* _Short task_: Copy all of the material below exactly.

* _Supplied material_:

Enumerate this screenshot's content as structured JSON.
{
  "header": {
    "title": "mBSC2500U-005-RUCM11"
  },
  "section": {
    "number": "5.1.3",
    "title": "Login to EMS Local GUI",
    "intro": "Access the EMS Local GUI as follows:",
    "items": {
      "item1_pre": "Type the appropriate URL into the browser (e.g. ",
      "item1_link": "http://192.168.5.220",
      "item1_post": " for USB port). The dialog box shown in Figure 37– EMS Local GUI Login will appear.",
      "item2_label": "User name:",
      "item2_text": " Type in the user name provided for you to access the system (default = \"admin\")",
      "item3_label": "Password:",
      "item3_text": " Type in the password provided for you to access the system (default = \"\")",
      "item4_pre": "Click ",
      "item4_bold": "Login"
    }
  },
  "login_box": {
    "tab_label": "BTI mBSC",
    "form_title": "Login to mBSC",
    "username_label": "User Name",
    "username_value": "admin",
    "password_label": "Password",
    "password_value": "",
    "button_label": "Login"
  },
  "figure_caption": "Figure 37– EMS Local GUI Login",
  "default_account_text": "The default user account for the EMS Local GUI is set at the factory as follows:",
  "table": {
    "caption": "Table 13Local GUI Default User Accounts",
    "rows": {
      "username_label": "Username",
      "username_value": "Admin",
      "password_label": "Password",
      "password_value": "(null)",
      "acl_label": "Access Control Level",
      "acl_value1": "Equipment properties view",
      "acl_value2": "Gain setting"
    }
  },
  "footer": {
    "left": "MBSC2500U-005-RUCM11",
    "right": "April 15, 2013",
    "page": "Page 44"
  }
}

* _Finished task_:
Enumerate this screenshot's content as structured JSON.
{
  "header": {
    "title": "mBSC2500U-005-RUCM11"
  },
  "section": {
    "number": "5.1.3",
    "title": "Login to EMS Local GUI",
    "intro": "Access the EMS Local GUI as follows:",
    "items": {
      "item1_pre": "Type the appropriate URL into the browser (e.g. ",
      "item1_link": "http://192.168.5.220",
      "item1_post": " for USB port). The dialog box shown in Figure 37– EMS Local GUI Login will appear.",
      "item2_label": "User name:",
      "item2_text": " Type in the user name provided for you to access the system (default = \"admin\")",
      "item3_label": "Password:",
      "item3_text": " Type in the password provided for you to access the system (default = \"\")",
      "item4_pre": "Click ",
      "item4_bold": "Login"
    }
  },
  "login_box": {
    "tab_label": "BTI mBSC",
    "form_title": "Login to mBSC",
    "username_label": "User Name",
    "username_value": "admin",
    "password_label": "Password",
    "password_value": "",
    "button_label": "Login"
  },
  "figure_caption": "Figure 37– EMS Local GUI Login",
  "default_account_text": "The default user account for the EMS Local GUI is set at the factory as follows:",
  "table": {
    "caption": "Table 13Local GUI Default User Accounts",
    "rows": {
      "username_label": "Username",
      "username_value": "Admin",
      "password_label": "Password",
      "password_value": "(null)",
      "acl_label": "Access Control Level",
      "acl_value1": "Equipment properties view",
      "acl_value2": "Gain setting"
    }
  },
  "footer": {
    "left": "MBSC2500U-005-RUCM11",
    "right": "April 15, 2013",
    "page": "Page 44"
  }
}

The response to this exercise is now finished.